■ To do:
Each entry must appear again exactly as it does in the source.

Data records
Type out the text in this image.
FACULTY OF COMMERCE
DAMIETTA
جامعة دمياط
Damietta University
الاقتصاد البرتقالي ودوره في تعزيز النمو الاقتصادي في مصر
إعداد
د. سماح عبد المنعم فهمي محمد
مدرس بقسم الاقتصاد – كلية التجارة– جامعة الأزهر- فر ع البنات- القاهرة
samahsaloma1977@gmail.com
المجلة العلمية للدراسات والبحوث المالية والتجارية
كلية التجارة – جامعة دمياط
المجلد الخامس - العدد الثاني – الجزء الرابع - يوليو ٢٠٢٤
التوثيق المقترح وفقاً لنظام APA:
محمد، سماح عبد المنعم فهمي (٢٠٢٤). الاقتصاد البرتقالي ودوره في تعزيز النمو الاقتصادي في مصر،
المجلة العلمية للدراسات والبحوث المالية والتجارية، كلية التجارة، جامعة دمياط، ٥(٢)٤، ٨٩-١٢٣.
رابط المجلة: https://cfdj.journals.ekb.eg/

■ Expected output:
Type out the text in this image.
FACULTY OF COMMERCE
DAMIETTA
جامعة دمياط
Damietta University
الاقتصاد البرتقالي ودوره في تعزيز النمو الاقتصادي في مصر
إعداد
د. سماح عبد المنعم فهمي محمد
مدرس بقسم الاقتصاد – كلية التجارة– جامعة الأزهر- فر ع البنات- القاهرة
samahsaloma1977@gmail.com
المجلة العلمية للدراسات والبحوث المالية والتجارية
كلية التجارة – جامعة دمياط
المجلد الخامس - العدد الثاني – الجزء الرابع - يوليو ٢٠٢٤
التوثيق المقترح وفقاً لنظام APA:
محمد، سماح عبد المنعم فهمي (٢٠٢٤). الاقتصاد البرتقالي ودوره في تعزيز النمو الاقتصادي في مصر،
المجلة العلمية للدراسات والبحوث المالية والتجارية، كلية التجارة، جامعة دمياط، ٥(٢)٤، ٨٩-١٢٣.
رابط المجلة: https://cfdj.journals.ekb.eg/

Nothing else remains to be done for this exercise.